Data entries
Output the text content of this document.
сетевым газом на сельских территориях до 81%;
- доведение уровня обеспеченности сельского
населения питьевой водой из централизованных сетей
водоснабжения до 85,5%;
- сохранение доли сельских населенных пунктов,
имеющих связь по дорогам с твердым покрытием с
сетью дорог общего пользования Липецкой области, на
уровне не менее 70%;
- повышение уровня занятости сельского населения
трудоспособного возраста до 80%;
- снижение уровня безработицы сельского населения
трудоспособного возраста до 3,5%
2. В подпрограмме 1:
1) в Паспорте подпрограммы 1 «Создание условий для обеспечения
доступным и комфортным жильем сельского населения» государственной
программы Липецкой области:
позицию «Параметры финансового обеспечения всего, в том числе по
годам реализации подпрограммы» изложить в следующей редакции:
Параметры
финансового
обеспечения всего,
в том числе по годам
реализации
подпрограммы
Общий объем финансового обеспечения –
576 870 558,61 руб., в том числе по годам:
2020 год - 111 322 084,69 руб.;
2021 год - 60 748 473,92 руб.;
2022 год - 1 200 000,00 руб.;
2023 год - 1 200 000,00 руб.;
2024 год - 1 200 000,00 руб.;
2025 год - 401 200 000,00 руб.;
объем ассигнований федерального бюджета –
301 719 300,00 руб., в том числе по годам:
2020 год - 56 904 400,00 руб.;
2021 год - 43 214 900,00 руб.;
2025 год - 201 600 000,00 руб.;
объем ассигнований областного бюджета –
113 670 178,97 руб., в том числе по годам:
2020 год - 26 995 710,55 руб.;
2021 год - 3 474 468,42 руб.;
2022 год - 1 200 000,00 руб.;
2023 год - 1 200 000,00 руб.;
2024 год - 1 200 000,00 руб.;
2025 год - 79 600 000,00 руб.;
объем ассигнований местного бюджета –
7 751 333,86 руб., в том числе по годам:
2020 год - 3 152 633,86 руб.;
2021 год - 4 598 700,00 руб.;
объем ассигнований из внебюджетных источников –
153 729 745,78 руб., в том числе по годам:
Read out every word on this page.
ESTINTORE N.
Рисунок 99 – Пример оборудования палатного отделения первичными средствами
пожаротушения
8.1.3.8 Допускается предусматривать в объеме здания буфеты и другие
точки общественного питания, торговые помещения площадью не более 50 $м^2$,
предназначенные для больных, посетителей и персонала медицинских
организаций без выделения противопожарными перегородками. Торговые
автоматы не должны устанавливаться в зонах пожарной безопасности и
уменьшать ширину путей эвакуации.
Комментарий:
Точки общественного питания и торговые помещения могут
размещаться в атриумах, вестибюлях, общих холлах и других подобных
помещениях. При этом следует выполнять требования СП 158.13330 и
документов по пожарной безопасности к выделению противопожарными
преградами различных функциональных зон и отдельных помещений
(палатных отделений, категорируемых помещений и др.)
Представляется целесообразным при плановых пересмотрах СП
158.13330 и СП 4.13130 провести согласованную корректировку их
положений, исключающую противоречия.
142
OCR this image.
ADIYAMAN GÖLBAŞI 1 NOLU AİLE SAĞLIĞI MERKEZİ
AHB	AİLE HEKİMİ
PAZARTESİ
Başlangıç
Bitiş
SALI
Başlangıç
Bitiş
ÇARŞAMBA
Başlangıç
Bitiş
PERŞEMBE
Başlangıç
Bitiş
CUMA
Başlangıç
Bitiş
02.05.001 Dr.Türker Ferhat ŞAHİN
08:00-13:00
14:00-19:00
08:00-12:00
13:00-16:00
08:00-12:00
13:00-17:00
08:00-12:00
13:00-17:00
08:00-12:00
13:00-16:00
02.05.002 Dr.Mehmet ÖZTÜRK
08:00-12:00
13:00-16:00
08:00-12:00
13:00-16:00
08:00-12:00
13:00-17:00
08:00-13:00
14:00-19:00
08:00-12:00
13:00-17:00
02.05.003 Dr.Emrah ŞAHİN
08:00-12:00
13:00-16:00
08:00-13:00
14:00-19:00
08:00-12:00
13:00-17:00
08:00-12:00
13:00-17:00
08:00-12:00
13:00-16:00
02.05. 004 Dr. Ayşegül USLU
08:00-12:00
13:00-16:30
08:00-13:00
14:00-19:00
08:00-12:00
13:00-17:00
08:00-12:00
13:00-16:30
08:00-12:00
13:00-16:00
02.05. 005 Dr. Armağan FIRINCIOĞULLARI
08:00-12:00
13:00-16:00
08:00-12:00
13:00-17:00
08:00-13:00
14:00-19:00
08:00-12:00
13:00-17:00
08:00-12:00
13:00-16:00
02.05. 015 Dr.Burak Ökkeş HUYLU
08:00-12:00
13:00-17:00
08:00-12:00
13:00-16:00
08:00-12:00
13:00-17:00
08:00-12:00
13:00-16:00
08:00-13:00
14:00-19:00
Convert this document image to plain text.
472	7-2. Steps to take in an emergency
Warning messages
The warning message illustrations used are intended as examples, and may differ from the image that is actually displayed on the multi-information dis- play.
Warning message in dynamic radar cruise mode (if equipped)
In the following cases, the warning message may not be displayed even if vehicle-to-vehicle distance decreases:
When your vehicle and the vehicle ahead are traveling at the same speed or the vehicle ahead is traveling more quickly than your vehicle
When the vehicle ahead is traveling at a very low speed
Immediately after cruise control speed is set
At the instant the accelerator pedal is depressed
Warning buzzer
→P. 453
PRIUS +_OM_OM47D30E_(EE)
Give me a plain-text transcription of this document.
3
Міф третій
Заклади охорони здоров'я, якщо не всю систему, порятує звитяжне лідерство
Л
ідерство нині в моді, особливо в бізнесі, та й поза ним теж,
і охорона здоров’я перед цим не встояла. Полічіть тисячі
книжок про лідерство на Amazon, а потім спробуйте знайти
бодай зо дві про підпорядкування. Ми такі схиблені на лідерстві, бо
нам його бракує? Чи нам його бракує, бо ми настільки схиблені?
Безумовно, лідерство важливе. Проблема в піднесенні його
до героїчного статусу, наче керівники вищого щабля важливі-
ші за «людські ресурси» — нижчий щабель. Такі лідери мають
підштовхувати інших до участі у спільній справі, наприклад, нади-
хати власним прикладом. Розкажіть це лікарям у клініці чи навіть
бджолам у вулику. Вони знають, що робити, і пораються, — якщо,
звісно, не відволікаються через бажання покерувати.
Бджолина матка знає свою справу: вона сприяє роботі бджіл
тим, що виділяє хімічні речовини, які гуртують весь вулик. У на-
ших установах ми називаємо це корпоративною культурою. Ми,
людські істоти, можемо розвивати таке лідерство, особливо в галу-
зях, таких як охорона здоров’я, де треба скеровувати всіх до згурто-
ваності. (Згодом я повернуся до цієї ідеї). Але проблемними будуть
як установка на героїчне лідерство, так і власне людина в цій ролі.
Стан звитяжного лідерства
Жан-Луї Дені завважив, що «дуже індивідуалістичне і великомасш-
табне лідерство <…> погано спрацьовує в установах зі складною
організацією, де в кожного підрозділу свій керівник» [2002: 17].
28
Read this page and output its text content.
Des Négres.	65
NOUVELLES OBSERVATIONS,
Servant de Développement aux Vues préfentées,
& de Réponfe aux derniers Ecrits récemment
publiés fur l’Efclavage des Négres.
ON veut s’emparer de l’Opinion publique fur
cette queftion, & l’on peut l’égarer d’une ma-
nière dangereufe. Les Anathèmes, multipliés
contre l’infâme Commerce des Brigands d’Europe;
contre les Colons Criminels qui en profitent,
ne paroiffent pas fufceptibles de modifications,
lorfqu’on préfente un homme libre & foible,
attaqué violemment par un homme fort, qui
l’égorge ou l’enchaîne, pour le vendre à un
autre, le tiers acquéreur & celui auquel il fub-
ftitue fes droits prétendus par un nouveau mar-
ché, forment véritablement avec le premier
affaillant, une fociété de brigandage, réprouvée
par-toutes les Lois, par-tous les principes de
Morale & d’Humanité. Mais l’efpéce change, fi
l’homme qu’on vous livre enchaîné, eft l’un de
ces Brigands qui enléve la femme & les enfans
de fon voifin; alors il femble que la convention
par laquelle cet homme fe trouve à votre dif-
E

(Work to do):
From the records, copy every line that has the string "охорона" in it.

(Exercise response):
і охорона здоров’я перед цим не встояла. Полічіть тисячі
зях, таких як охорона здоров’я, де треба скеровувати всіх до згурто-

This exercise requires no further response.